Entries with figure data:
^^^^^^^^

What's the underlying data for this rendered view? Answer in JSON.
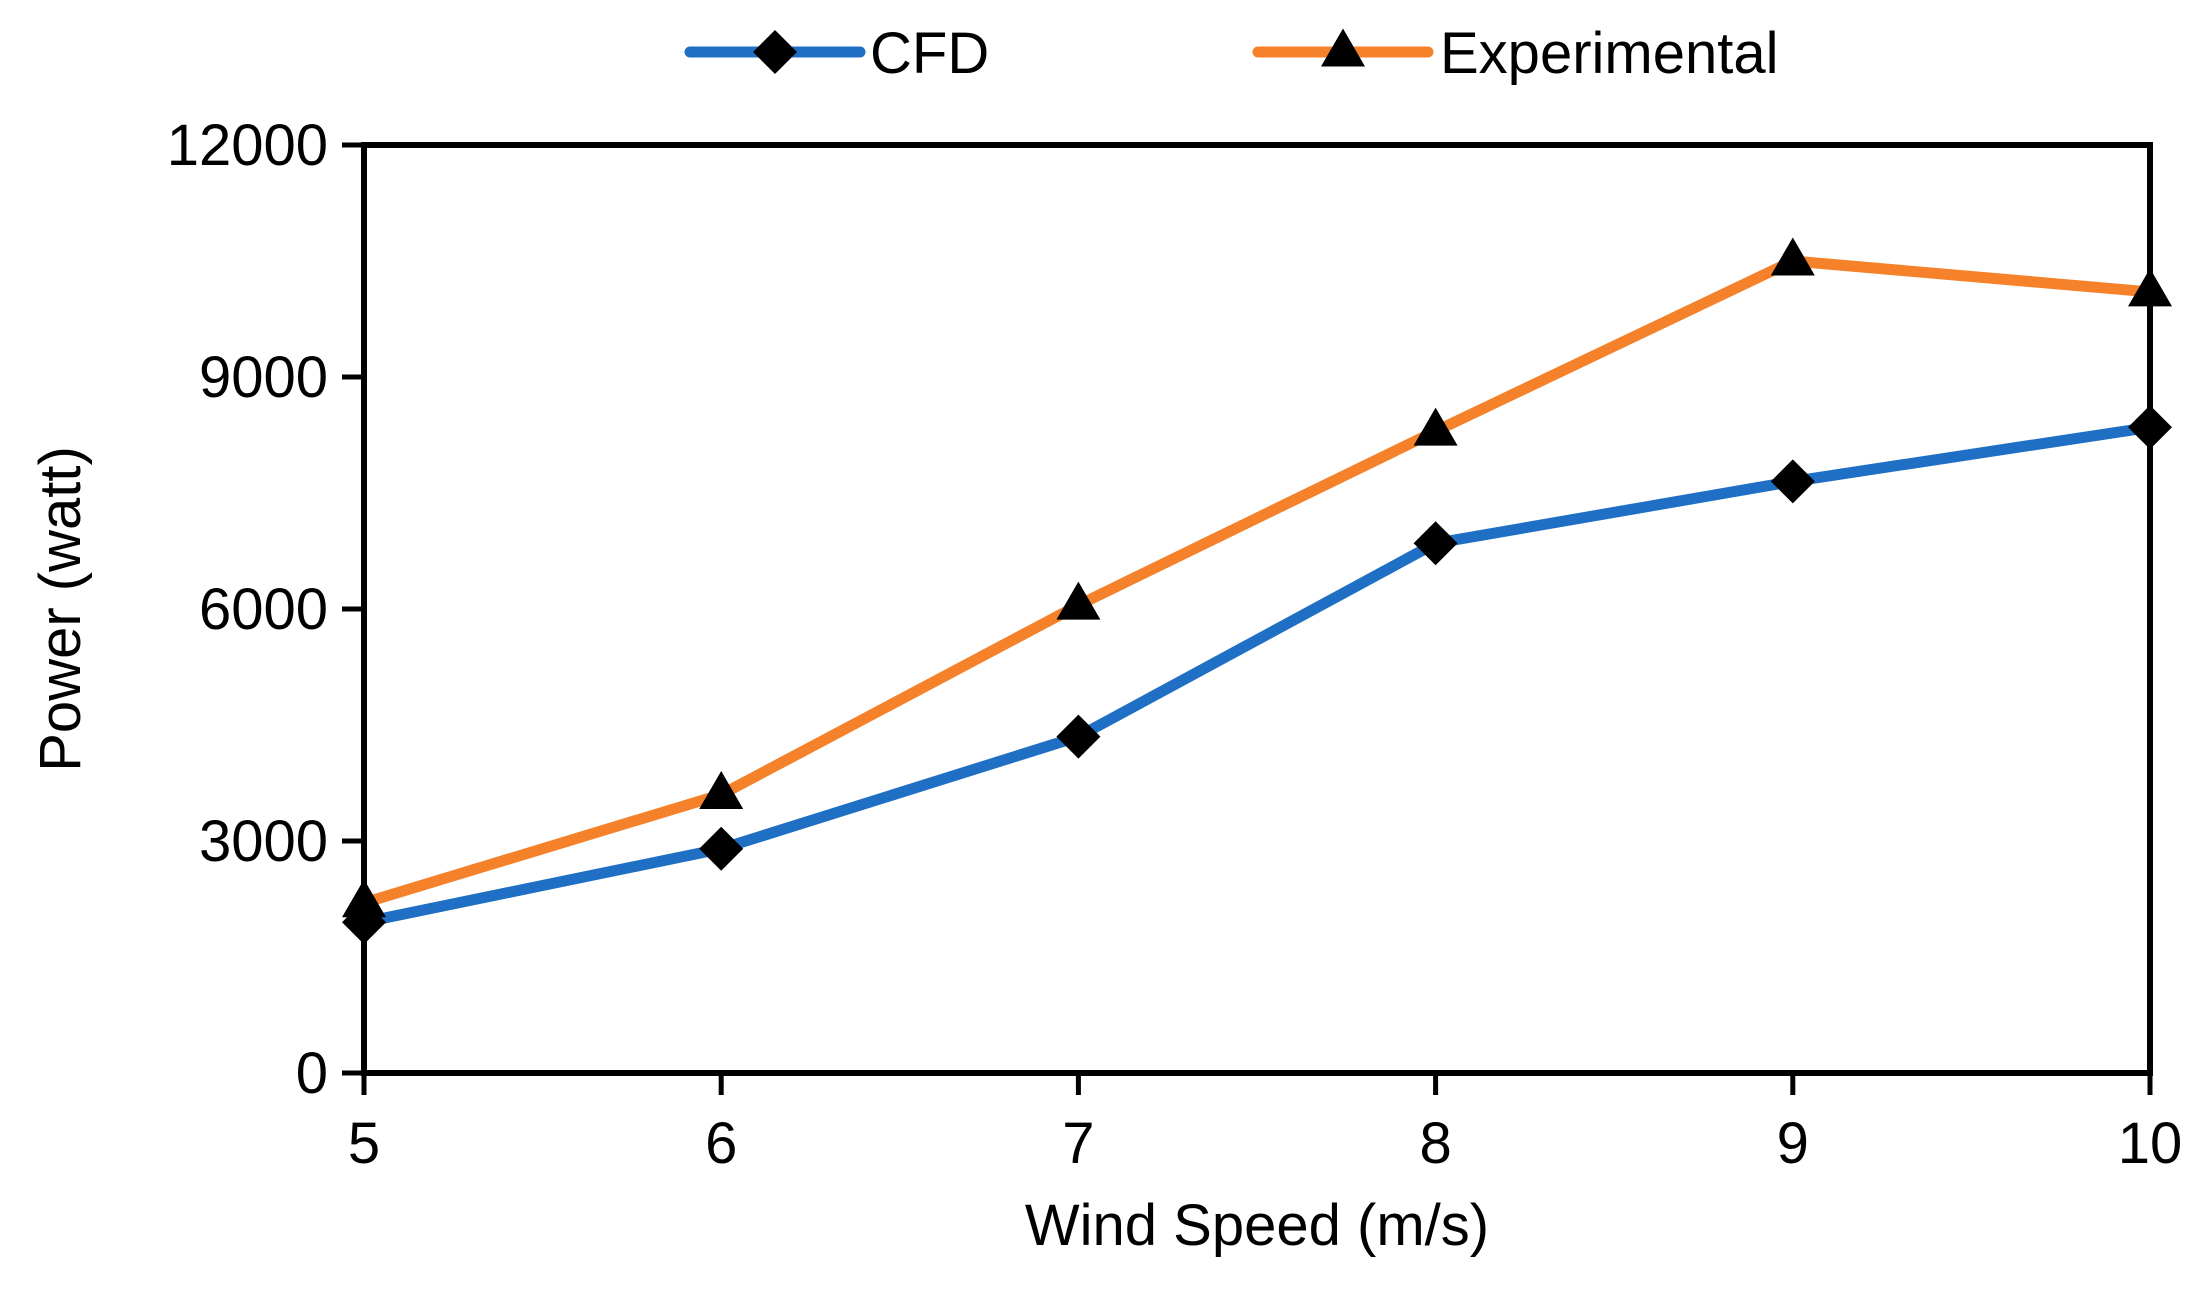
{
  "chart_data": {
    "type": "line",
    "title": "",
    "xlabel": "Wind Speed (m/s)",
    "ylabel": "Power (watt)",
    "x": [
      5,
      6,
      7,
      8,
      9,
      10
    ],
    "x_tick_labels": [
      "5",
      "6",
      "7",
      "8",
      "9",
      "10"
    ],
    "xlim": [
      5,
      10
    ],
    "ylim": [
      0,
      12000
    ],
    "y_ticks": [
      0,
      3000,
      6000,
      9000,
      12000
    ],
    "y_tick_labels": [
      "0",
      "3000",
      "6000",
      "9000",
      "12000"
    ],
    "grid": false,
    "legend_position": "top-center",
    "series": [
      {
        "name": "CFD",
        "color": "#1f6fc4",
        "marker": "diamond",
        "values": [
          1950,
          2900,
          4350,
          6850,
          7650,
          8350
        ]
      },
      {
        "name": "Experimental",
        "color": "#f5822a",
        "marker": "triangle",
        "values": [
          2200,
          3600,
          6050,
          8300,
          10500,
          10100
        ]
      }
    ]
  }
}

^^^^^^^^

Directions: Print the whole listing above once more, word for word, without its pictures.

Output for this task:
What's the underlying data for this rendered view? Answer in JSON.
{
  "chart_data": {
    "type": "line",
    "title": "",
    "xlabel": "Wind Speed (m/s)",
    "ylabel": "Power (watt)",
    "x": [
      5,
      6,
      7,
      8,
      9,
      10
    ],
    "x_tick_labels": [
      "5",
      "6",
      "7",
      "8",
      "9",
      "10"
    ],
    "xlim": [
      5,
      10
    ],
    "ylim": [
      0,
      12000
    ],
    "y_ticks": [
      0,
      3000,
      6000,
      9000,
      12000
    ],
    "y_tick_labels": [
      "0",
      "3000",
      "6000",
      "9000",
      "12000"
    ],
    "grid": false,
    "legend_position": "top-center",
    "series": [
      {
        "name": "CFD",
        "color": "#1f6fc4",
        "marker": "diamond",
        "values": [
          1950,
          2900,
          4350,
          6850,
          7650,
          8350
        ]
      },
      {
        "name": "Experimental",
        "color": "#f5822a",
        "marker": "triangle",
        "values": [
          2200,
          3600,
          6050,
          8300,
          10500,
          10100
        ]
      }
    ]
  }
}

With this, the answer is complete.